Read the listing below and copy out every line that holds "Chinese".

-- BEGIN DATA EXTRACT --

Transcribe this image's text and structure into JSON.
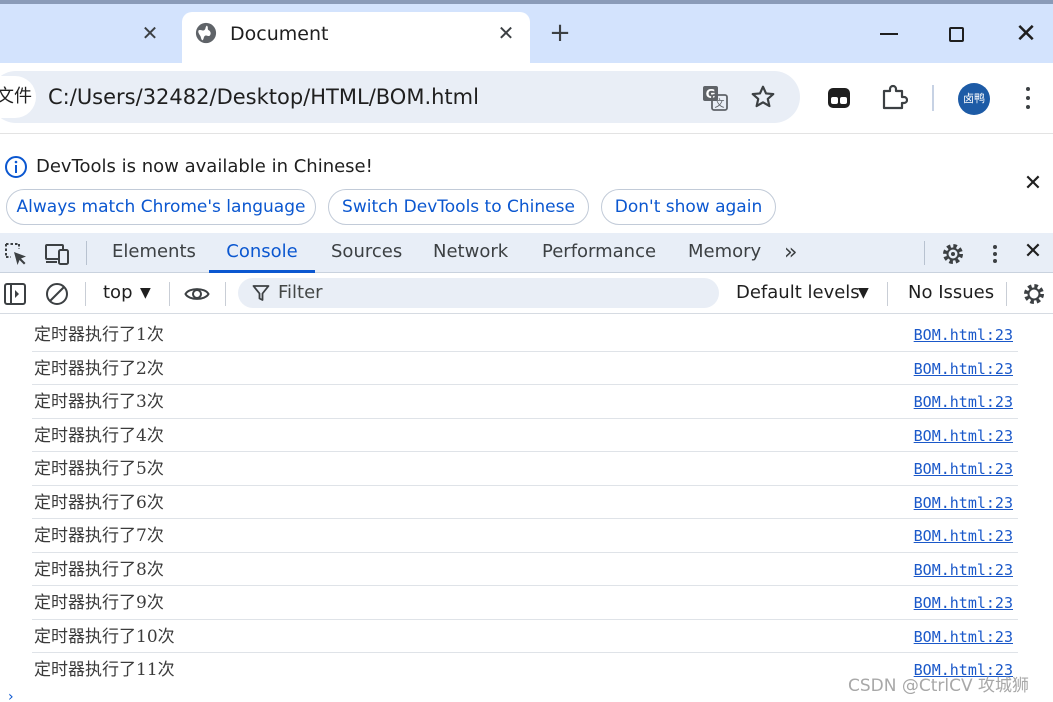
{
  "browser": {
    "active_tab_title": "Document",
    "address_scheme_label": "文件",
    "address_url": "C:/Users/32482/Desktop/HTML/BOM.html",
    "avatar_label": "卤鸭"
  },
  "infobar": {
    "message": "DevTools is now available in Chinese!",
    "buttons": [
      "Always match Chrome's language",
      "Switch DevTools to Chinese",
      "Don't show again"
    ]
  },
  "devtools": {
    "tabs": [
      "Elements",
      "Console",
      "Sources",
      "Network",
      "Performance",
      "Memory"
    ],
    "active_tab": "Console"
  },
  "console_toolbar": {
    "context": "top",
    "filter_placeholder": "Filter",
    "levels": "Default levels",
    "issues": "No Issues"
  },
  "console": {
    "messages": [
      {
        "text": "定时器执行了1次",
        "source": "BOM.html:23"
      },
      {
        "text": "定时器执行了2次",
        "source": "BOM.html:23"
      },
      {
        "text": "定时器执行了3次",
        "source": "BOM.html:23"
      },
      {
        "text": "定时器执行了4次",
        "source": "BOM.html:23"
      },
      {
        "text": "定时器执行了5次",
        "source": "BOM.html:23"
      },
      {
        "text": "定时器执行了6次",
        "source": "BOM.html:23"
      },
      {
        "text": "定时器执行了7次",
        "source": "BOM.html:23"
      },
      {
        "text": "定时器执行了8次",
        "source": "BOM.html:23"
      },
      {
        "text": "定时器执行了9次",
        "source": "BOM.html:23"
      },
      {
        "text": "定时器执行了10次",
        "source": "BOM.html:23"
      },
      {
        "text": "定时器执行了11次",
        "source": "BOM.html:23"
      }
    ]
  },
  "watermark": "CSDN @CtrlCV 攻城狮",
  "colors": {
    "tabstrip": "#d3e3fd",
    "accent": "#0b57d0",
    "link": "#1a58c9",
    "devtools_bar": "#e8eef7"
  },
  "icons": [
    "globe-icon",
    "translate-icon",
    "star-icon",
    "extension-icon",
    "puzzle-icon",
    "info-icon",
    "inspect-icon",
    "device-icon",
    "gear-icon",
    "sidebar-icon",
    "clear-icon",
    "eye-icon",
    "filter-icon",
    "chevron-double-right-icon",
    "close-icon"
  ]
}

-- END DATA EXTRACT --

- **ANSWER FOR THE TASK**:
    "message": "DevTools is now available in Chinese!",
      "Switch DevTools to Chinese",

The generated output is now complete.